• What needs to be done
In your copy, include every line of the listing below exactly but none of the pictures.

Stored data

++++++++++++++++++++

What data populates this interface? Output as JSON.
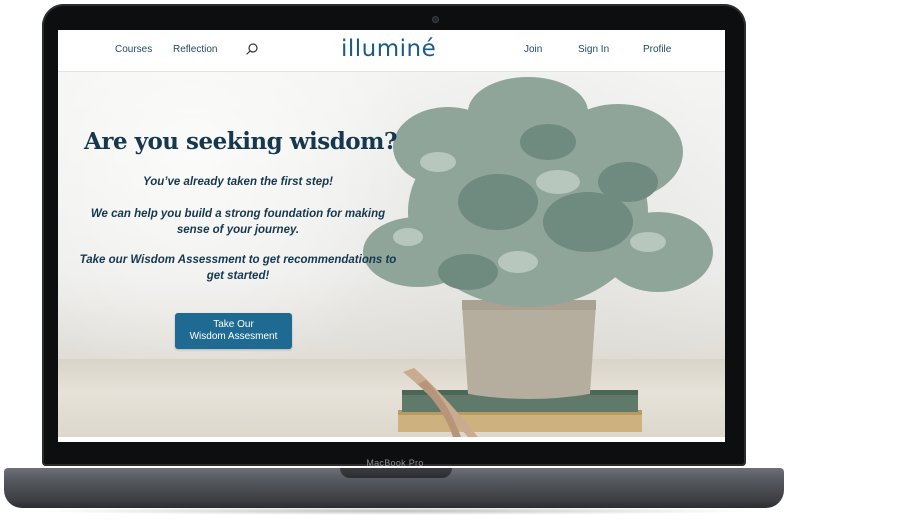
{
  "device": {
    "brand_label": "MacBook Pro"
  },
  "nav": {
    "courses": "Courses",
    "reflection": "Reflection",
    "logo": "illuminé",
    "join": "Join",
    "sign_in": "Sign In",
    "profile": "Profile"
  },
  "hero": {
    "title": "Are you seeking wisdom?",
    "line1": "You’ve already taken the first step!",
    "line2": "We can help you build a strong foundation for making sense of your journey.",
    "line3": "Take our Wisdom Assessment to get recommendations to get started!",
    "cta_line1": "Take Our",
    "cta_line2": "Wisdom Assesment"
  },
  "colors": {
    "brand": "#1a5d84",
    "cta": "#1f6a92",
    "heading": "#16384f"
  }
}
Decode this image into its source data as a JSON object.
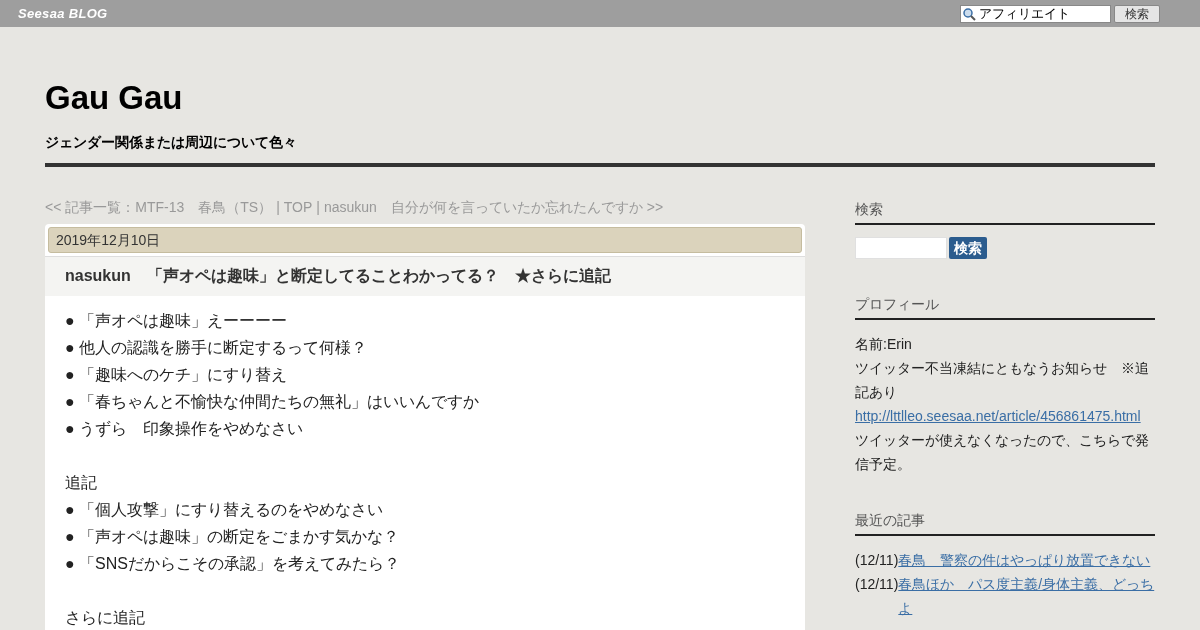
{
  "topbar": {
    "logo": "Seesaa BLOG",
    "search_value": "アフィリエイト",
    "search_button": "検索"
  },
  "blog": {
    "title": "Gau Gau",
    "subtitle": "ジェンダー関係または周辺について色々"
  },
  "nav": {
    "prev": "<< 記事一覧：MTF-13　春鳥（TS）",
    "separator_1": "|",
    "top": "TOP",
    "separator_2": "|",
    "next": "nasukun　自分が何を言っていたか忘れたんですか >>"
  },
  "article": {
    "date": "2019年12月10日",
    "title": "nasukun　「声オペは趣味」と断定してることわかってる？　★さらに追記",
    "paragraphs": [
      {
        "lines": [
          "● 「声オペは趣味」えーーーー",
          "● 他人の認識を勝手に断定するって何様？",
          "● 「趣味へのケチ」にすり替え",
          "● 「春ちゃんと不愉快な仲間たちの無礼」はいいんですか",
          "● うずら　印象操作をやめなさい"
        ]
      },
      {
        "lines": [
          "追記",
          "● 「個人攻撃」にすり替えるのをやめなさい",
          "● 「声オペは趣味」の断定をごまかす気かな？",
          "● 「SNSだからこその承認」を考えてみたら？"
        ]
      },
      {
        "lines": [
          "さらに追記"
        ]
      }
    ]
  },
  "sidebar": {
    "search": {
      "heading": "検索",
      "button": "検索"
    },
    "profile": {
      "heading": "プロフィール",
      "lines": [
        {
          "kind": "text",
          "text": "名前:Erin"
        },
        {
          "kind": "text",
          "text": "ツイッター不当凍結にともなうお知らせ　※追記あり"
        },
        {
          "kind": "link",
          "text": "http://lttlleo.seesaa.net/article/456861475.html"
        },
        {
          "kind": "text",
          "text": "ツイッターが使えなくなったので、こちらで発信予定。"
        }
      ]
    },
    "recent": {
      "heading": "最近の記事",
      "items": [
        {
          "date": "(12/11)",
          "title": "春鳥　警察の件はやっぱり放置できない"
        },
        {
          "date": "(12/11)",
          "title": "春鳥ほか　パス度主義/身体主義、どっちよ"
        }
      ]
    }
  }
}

++++++++++++++++++++

• Written solution
What data populates this interface? Output as JSON.
{
  "device": {
    "brand_label": "MacBook Pro"
  },
  "nav": {
    "courses": "Courses",
    "reflection": "Reflection",
    "logo": "illuminé",
    "join": "Join",
    "sign_in": "Sign In",
    "profile": "Profile"
  },
  "hero": {
    "title": "Are you seeking wisdom?",
    "line1": "You’ve already taken the first step!",
    "line2": "We can help you build a strong foundation for making sense of your journey.",
    "line3": "Take our Wisdom Assessment to get recommendations to get started!",
    "cta_line1": "Take Our",
    "cta_line2": "Wisdom Assesment"
  },
  "colors": {
    "brand": "#1a5d84",
    "cta": "#1f6a92",
    "heading": "#16384f"
  }
}
Decode this image into its source data as a JSON object.
{
  "topbar": {
    "logo": "Seesaa BLOG",
    "search_value": "アフィリエイト",
    "search_button": "検索"
  },
  "blog": {
    "title": "Gau Gau",
    "subtitle": "ジェンダー関係または周辺について色々"
  },
  "nav": {
    "prev": "<< 記事一覧：MTF-13　春鳥（TS）",
    "separator_1": "|",
    "top": "TOP",
    "separator_2": "|",
    "next": "nasukun　自分が何を言っていたか忘れたんですか >>"
  },
  "article": {
    "date": "2019年12月10日",
    "title": "nasukun　「声オペは趣味」と断定してることわかってる？　★さらに追記",
    "paragraphs": [
      {
        "lines": [
          "● 「声オペは趣味」えーーーー",
          "● 他人の認識を勝手に断定するって何様？",
          "● 「趣味へのケチ」にすり替え",
          "● 「春ちゃんと不愉快な仲間たちの無礼」はいいんですか",
          "● うずら　印象操作をやめなさい"
        ]
      },
      {
        "lines": [
          "追記",
          "● 「個人攻撃」にすり替えるのをやめなさい",
          "● 「声オペは趣味」の断定をごまかす気かな？",
          "● 「SNSだからこその承認」を考えてみたら？"
        ]
      },
      {
        "lines": [
          "さらに追記"
        ]
      }
    ]
  },
  "sidebar": {
    "search": {
      "heading": "検索",
      "button": "検索"
    },
    "profile": {
      "heading": "プロフィール",
      "lines": [
        {
          "kind": "text",
          "text": "名前:Erin"
        },
        {
          "kind": "text",
          "text": "ツイッター不当凍結にともなうお知らせ　※追記あり"
        },
        {
          "kind": "link",
          "text": "http://lttlleo.seesaa.net/article/456861475.html"
        },
        {
          "kind": "text",
          "text": "ツイッターが使えなくなったので、こちらで発信予定。"
        }
      ]
    },
    "recent": {
      "heading": "最近の記事",
      "items": [
        {
          "date": "(12/11)",
          "title": "春鳥　警察の件はやっぱり放置できない"
        },
        {
          "date": "(12/11)",
          "title": "春鳥ほか　パス度主義/身体主義、どっちよ"
        }
      ]
    }
  }
}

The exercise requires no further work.